>> begin Data for this task
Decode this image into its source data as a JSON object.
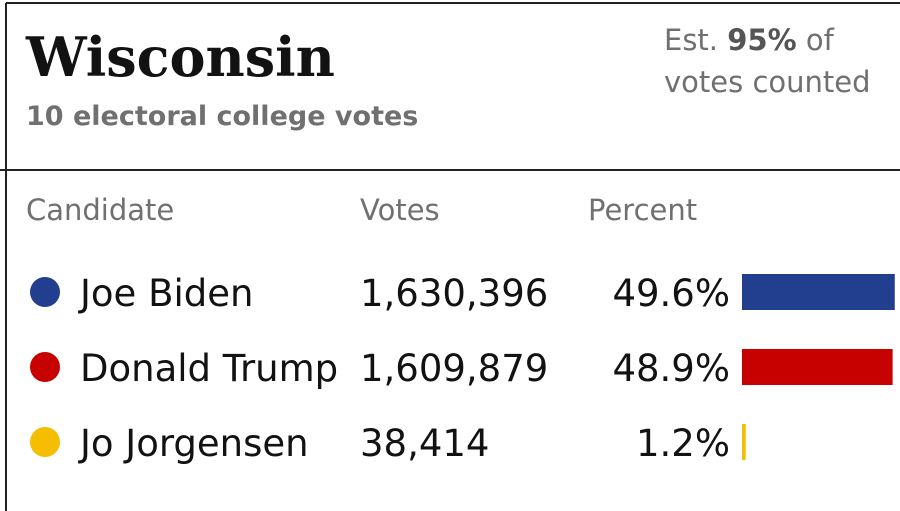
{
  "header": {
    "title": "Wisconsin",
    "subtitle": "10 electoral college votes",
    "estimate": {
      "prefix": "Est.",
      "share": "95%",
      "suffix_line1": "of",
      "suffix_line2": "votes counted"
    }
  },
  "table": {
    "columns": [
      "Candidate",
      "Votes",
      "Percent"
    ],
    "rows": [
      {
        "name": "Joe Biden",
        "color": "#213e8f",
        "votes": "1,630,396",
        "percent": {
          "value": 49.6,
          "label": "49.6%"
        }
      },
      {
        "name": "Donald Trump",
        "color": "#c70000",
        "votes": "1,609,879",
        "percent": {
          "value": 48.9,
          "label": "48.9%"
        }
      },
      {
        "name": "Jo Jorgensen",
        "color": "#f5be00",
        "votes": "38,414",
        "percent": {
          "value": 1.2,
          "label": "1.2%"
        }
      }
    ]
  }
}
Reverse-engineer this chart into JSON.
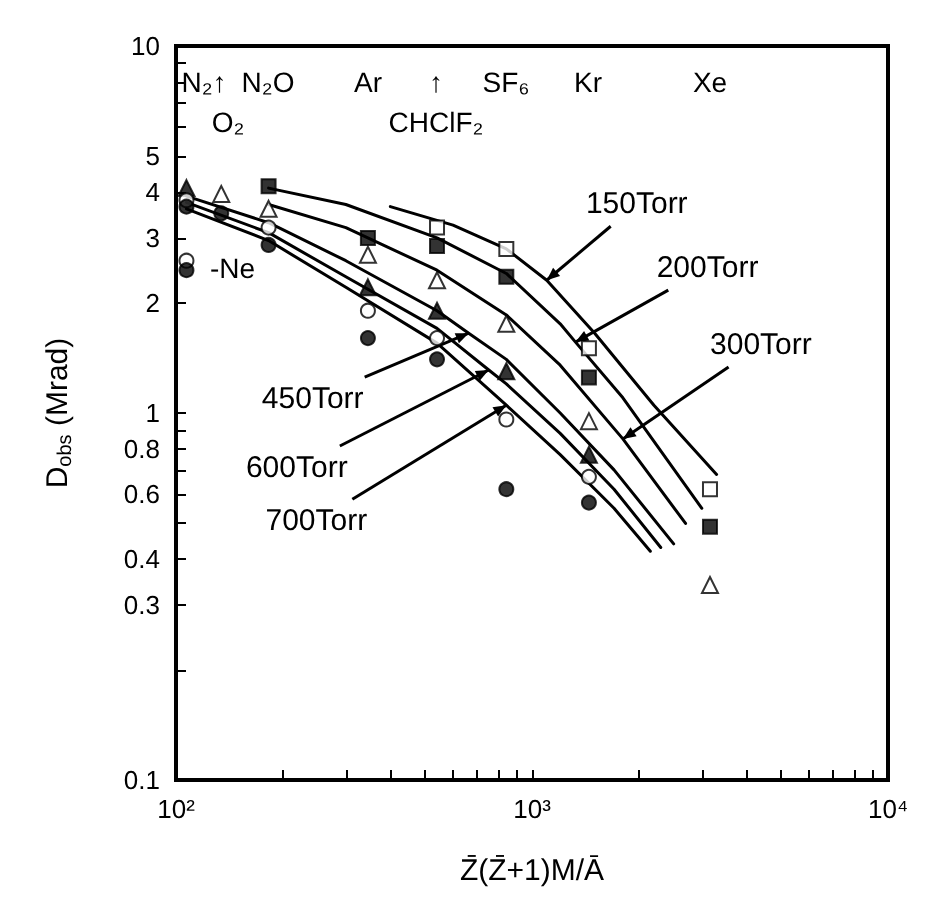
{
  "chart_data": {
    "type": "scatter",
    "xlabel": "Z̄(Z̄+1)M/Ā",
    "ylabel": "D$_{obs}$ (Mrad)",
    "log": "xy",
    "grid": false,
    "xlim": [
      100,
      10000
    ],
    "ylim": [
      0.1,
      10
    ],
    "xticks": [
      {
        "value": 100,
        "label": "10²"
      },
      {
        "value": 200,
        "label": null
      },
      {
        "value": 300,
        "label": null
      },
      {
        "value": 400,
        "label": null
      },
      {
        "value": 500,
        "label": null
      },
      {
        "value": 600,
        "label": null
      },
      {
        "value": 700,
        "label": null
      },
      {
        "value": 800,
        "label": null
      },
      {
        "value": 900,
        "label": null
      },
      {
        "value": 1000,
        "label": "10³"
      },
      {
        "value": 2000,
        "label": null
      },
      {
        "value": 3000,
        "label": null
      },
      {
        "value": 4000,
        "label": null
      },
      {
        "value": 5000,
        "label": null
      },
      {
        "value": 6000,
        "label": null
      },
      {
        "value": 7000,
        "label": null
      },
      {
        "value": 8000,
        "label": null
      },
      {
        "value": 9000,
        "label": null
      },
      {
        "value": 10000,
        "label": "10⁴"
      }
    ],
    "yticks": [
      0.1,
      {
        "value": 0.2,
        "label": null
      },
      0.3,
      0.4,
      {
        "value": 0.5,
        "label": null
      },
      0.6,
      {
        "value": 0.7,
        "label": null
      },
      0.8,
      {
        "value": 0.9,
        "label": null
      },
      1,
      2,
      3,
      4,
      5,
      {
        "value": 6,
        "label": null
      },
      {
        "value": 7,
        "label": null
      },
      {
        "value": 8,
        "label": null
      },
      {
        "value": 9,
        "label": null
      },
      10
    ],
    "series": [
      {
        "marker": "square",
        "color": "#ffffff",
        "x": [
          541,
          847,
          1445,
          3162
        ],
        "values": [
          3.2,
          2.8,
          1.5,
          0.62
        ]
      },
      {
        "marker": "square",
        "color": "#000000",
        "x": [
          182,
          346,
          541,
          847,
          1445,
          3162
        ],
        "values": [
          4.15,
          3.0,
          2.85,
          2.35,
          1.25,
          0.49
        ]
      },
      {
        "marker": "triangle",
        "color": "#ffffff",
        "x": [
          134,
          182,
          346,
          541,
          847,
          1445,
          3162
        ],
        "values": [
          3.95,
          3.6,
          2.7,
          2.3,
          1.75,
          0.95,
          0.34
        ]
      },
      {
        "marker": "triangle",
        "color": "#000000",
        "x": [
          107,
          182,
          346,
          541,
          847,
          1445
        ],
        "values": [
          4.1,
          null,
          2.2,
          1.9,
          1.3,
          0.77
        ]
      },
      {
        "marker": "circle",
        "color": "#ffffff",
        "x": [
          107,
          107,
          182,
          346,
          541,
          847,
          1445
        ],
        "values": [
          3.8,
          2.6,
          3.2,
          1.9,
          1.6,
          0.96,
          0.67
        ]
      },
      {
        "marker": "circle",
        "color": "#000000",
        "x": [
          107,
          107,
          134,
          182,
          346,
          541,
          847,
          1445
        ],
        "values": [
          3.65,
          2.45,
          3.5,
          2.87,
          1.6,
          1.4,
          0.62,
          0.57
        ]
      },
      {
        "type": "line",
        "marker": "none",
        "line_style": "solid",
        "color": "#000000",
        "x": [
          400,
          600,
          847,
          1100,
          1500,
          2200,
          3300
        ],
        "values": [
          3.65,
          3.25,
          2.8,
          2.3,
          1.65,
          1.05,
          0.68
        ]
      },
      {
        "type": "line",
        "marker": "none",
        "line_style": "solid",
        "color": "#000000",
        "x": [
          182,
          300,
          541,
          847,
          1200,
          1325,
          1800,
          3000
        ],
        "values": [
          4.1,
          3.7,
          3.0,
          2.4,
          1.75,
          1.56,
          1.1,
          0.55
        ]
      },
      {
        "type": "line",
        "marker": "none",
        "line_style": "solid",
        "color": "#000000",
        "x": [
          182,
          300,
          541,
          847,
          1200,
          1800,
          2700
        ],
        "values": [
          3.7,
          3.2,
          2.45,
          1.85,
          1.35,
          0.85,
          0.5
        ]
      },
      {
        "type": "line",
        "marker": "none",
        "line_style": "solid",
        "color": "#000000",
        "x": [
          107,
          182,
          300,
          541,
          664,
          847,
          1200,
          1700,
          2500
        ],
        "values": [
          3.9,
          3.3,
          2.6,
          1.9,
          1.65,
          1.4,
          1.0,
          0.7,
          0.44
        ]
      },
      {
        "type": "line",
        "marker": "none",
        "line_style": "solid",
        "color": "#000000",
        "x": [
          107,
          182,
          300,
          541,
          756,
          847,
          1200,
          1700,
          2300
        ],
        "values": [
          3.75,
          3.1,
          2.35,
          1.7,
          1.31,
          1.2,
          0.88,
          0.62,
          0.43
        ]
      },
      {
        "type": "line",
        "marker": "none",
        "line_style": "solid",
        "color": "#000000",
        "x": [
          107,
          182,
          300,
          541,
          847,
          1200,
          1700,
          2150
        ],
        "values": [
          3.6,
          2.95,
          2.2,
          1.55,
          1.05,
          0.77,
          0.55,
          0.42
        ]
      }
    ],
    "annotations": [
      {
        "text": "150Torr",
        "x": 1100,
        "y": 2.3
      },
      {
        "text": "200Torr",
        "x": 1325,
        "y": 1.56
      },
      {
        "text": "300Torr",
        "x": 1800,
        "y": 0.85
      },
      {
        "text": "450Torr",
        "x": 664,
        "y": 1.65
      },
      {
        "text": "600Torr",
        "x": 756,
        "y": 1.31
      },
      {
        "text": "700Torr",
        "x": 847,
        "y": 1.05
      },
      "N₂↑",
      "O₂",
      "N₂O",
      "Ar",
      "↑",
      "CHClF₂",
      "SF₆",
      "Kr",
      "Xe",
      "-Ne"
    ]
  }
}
>> end Data for this task
>> begin Data for this task
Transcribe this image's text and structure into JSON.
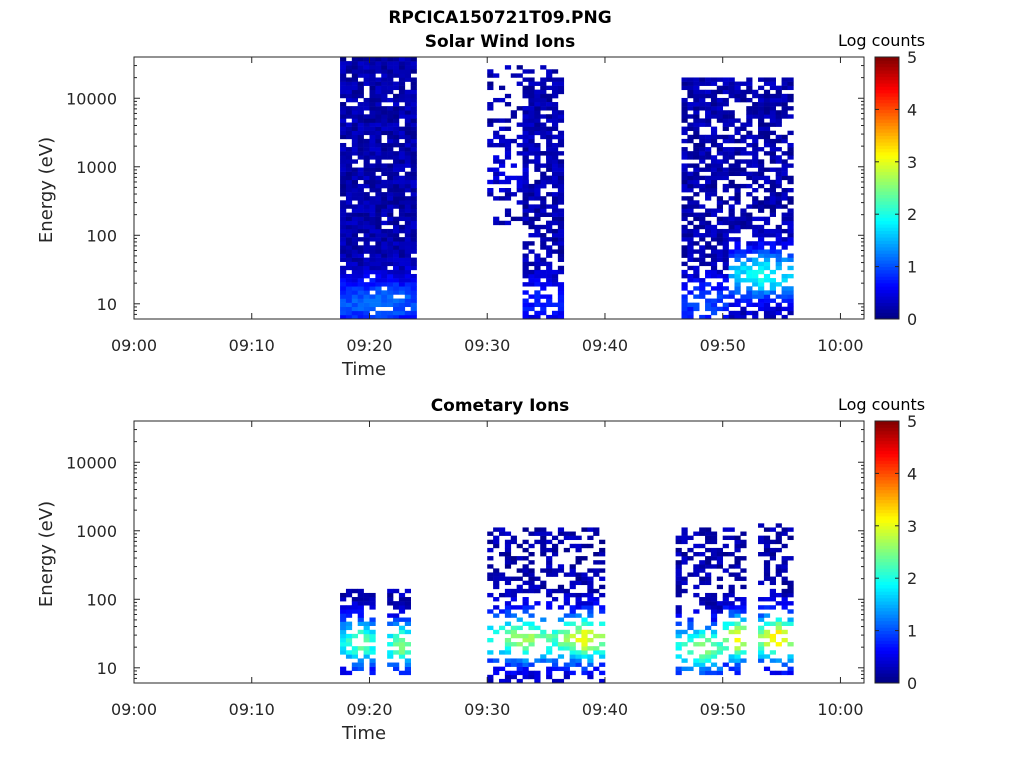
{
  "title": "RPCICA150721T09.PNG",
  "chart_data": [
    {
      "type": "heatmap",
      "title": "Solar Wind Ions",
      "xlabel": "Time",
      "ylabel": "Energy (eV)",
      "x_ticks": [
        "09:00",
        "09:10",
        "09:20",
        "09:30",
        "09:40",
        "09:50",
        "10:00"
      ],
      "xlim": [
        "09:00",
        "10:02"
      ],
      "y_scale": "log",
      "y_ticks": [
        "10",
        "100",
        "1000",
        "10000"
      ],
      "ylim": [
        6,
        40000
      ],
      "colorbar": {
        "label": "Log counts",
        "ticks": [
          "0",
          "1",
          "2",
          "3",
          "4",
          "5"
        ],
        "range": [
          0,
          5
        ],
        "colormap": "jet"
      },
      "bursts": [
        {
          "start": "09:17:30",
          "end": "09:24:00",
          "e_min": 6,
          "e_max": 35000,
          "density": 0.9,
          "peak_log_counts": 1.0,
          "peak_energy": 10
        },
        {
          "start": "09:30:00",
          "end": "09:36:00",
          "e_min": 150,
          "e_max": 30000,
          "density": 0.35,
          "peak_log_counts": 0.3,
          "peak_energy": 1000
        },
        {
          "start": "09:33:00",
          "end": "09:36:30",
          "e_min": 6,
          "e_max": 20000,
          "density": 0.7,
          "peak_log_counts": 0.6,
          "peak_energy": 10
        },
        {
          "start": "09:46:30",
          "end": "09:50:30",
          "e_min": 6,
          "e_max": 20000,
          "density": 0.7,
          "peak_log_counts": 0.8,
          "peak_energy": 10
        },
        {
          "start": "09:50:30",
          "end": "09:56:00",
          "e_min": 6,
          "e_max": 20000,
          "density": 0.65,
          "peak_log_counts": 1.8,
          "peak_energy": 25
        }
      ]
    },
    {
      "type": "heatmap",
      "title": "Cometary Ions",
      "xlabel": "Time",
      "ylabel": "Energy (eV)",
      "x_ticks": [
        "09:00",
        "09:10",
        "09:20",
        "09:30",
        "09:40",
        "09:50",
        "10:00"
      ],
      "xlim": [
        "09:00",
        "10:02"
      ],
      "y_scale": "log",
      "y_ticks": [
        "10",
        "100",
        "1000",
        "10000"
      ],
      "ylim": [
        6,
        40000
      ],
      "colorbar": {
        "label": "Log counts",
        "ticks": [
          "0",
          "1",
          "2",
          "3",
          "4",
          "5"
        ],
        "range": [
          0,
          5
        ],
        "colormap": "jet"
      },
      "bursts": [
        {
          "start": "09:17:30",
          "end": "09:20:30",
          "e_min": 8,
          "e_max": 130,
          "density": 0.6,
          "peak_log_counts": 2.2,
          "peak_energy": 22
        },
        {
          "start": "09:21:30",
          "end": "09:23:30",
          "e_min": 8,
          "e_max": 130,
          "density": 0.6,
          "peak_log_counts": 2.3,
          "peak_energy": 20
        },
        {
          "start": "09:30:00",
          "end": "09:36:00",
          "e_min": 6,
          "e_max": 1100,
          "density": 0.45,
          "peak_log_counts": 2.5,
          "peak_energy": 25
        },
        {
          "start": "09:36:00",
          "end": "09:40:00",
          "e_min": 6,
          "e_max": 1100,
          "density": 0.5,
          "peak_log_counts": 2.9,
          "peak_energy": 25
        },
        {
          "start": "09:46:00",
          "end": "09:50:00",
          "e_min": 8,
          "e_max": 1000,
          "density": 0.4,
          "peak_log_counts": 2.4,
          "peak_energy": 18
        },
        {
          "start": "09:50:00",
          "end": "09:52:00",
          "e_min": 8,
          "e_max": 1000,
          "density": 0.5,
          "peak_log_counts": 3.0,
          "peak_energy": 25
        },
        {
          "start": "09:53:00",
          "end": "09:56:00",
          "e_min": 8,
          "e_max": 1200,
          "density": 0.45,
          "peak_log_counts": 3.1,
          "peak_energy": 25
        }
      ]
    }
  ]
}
>> end Data for this task
>> begin Data for this task
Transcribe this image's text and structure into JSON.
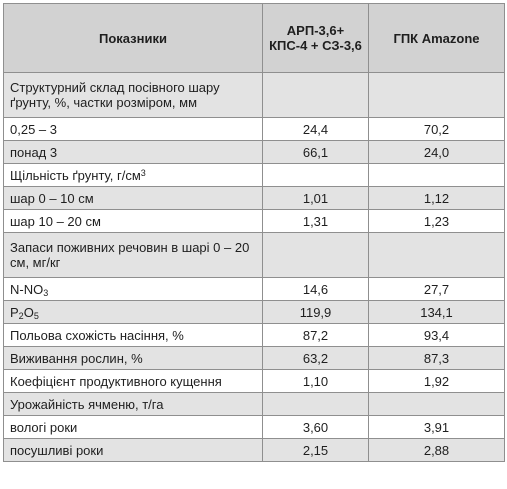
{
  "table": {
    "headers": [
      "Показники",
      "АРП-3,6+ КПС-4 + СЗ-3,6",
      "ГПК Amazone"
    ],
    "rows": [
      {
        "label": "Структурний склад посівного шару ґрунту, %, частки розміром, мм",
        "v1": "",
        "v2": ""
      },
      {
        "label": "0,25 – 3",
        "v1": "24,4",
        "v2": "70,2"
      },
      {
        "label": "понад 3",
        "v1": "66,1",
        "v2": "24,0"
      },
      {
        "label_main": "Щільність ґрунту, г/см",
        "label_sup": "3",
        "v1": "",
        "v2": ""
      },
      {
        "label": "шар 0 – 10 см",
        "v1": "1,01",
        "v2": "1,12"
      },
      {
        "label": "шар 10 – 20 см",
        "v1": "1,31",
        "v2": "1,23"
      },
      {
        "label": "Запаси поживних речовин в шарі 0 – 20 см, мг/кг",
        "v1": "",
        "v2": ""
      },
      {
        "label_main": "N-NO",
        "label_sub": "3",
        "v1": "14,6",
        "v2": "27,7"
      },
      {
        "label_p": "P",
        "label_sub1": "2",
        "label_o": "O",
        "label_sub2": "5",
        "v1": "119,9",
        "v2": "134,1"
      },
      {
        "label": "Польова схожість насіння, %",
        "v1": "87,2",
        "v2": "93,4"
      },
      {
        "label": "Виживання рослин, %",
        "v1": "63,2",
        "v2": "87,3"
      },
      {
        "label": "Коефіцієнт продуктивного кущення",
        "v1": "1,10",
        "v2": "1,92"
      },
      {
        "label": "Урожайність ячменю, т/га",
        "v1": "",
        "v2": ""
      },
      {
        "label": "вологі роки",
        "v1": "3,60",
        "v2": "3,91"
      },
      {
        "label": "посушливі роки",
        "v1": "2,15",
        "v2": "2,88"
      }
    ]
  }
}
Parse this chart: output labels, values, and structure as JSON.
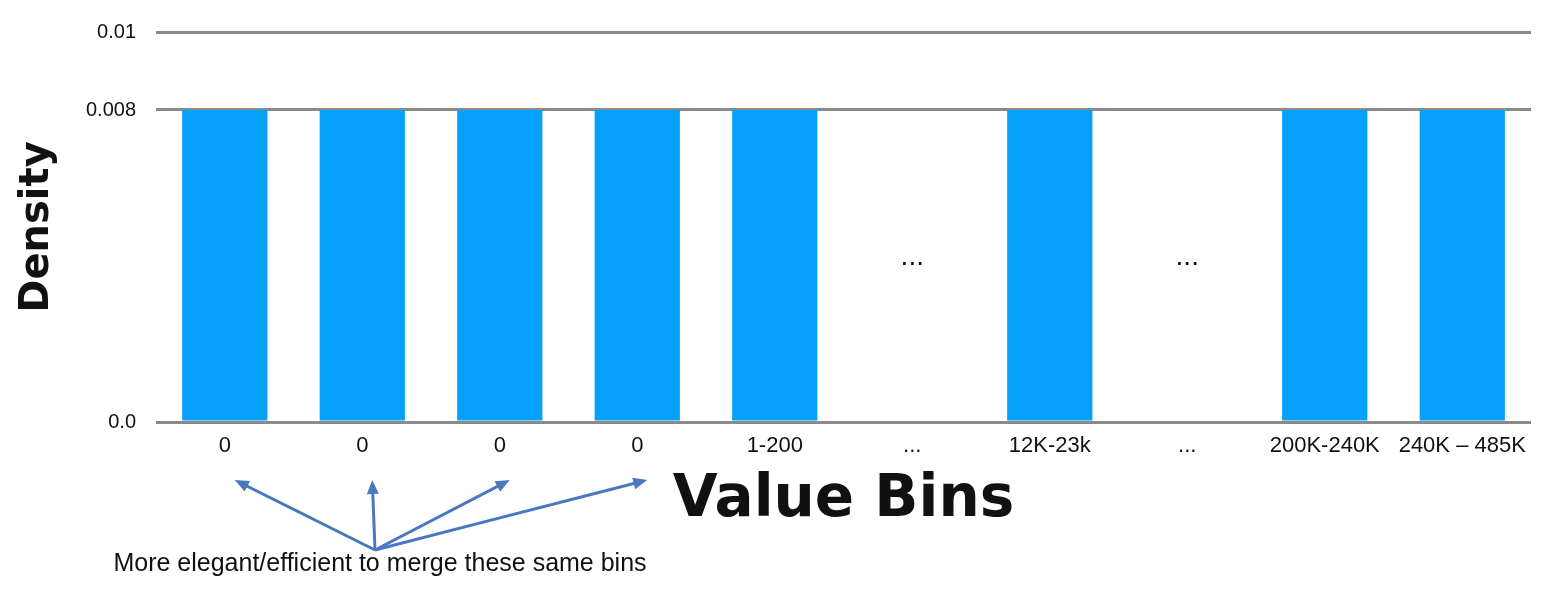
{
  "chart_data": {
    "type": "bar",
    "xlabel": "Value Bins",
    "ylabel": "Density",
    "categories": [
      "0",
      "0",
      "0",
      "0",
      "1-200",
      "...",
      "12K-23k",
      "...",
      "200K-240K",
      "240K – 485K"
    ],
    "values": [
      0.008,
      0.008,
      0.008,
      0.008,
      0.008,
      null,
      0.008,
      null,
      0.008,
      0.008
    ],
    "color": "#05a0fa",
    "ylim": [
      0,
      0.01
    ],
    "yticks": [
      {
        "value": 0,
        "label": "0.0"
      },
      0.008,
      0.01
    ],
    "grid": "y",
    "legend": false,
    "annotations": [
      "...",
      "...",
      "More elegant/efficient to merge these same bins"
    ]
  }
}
>> end Data for this task
## What to work on
Go through the data and gather every line that holds "text".

## Solution for this exercise
        "text": "150Torr",
        "text": "200Torr",
        "text": "300Torr",
        "text": "450Torr",
        "text": "600Torr",
        "text": "700Torr",
Transcribe this image's text and structure into JSON.
Transcribe this image's text and structure into JSON.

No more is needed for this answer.